Exercise details: Render the rows below as a JSON list of strings, starting with the very first line and going on through the line that contains "y-tick-label: 100 xyxy=(16,10,48,31)", one string per line and blank lines left out.

Records for this task:
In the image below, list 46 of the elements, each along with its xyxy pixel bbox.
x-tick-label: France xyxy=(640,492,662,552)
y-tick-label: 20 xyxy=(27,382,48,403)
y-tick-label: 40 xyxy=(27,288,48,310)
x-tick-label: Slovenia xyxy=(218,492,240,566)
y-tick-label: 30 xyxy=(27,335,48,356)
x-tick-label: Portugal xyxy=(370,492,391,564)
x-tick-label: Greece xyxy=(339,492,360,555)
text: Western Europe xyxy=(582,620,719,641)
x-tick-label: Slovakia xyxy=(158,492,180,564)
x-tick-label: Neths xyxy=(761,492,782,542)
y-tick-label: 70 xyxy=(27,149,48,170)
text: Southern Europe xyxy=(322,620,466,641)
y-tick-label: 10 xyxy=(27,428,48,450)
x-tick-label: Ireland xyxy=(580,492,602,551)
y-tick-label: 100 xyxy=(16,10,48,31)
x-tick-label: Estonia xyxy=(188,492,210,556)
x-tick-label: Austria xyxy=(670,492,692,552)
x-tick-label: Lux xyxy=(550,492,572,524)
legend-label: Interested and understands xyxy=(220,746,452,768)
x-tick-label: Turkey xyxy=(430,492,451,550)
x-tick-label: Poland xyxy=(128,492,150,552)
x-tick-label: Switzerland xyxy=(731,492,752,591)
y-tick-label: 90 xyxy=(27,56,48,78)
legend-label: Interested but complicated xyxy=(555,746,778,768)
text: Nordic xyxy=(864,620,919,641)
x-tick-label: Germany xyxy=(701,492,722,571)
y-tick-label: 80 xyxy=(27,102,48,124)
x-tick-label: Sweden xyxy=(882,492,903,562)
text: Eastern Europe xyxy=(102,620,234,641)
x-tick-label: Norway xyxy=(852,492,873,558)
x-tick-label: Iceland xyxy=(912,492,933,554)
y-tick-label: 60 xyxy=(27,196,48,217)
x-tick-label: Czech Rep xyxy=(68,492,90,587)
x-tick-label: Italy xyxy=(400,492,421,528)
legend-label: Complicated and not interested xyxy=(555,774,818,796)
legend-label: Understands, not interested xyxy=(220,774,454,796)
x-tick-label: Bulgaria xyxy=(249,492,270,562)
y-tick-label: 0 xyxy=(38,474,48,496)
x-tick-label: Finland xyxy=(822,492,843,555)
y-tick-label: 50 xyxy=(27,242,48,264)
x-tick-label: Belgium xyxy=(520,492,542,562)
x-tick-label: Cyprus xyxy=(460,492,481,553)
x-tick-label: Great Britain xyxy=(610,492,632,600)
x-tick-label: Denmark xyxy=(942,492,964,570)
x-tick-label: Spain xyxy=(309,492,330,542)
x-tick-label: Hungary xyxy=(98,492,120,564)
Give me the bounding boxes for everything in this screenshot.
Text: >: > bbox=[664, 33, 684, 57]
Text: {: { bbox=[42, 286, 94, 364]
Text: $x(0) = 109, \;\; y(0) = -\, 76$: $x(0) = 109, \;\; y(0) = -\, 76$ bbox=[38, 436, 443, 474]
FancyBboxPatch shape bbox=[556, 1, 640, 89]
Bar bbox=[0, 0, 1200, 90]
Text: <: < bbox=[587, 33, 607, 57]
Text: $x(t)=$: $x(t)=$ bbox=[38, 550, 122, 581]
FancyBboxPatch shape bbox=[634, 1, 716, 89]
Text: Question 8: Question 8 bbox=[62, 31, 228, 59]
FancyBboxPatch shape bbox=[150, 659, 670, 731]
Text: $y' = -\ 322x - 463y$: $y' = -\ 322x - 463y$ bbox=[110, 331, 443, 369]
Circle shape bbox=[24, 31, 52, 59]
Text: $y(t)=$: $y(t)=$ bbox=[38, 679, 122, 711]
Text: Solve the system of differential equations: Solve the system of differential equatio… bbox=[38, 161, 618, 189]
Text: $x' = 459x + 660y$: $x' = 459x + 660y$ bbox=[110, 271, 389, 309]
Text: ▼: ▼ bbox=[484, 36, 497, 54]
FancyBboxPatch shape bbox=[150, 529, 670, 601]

Exercise output:
[
  "In the image below, list 46 of the elements, each along with its xyxy pixel bbox.",
  "x-tick-label: France xyxy=(640,492,662,552)",
  "y-tick-label: 20 xyxy=(27,382,48,403)",
  "y-tick-label: 40 xyxy=(27,288,48,310)",
  "x-tick-label: Slovenia xyxy=(218,492,240,566)",
  "y-tick-label: 30 xyxy=(27,335,48,356)",
  "x-tick-label: Portugal xyxy=(370,492,391,564)",
  "x-tick-label: Greece xyxy=(339,492,360,555)",
  "text: Western Europe xyxy=(582,620,719,641)",
  "x-tick-label: Slovakia xyxy=(158,492,180,564)",
  "x-tick-label: Neths xyxy=(761,492,782,542)",
  "y-tick-label: 70 xyxy=(27,149,48,170)",
  "text: Southern Europe xyxy=(322,620,466,641)",
  "y-tick-label: 10 xyxy=(27,428,48,450)",
  "x-tick-label: Ireland xyxy=(580,492,602,551)",
  "y-tick-label: 100 xyxy=(16,10,48,31)"
]